(Stored entries)
********************
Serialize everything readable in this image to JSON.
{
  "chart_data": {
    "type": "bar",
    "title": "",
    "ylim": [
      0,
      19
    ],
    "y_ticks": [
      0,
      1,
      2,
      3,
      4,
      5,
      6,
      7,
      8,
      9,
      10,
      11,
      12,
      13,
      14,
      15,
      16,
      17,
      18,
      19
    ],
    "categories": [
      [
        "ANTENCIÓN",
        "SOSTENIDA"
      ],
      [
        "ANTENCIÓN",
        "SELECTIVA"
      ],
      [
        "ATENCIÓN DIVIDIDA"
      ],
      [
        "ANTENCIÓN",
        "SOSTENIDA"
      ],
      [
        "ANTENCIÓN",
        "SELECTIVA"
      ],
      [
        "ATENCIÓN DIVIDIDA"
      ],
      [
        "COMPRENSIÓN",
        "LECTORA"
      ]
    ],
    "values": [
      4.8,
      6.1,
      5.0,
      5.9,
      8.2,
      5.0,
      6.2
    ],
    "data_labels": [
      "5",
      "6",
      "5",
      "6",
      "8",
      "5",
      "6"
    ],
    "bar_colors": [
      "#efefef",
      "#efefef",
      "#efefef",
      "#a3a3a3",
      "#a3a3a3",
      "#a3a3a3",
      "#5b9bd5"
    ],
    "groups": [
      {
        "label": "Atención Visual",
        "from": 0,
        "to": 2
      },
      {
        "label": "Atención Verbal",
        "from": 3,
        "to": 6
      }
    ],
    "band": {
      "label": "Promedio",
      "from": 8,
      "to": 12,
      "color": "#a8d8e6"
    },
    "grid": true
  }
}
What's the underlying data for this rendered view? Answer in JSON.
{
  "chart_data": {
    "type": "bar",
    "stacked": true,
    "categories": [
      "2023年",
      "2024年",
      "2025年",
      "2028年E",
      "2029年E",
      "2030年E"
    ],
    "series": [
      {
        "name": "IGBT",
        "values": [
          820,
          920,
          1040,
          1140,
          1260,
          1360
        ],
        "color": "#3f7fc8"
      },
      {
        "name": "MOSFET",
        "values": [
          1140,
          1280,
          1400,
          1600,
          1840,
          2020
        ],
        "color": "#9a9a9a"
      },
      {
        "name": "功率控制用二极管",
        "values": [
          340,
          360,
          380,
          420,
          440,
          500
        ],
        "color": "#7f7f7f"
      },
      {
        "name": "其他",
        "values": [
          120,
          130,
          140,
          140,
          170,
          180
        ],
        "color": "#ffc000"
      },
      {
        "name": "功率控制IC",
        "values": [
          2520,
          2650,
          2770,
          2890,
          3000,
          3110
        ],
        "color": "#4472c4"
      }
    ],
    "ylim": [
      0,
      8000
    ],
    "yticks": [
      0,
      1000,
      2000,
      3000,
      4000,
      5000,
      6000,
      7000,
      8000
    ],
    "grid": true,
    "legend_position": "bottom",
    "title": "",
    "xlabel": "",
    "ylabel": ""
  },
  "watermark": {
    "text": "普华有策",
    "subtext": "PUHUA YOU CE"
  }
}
********************
**Exercise**
Your task is to gather all lines from the entries above that hold the word "name".

**Expected answer**
        "name": "IGBT",
        "name": "MOSFET",
        "name": "功率控制用二极管",
        "name": "其他",
        "name": "功率控制IC",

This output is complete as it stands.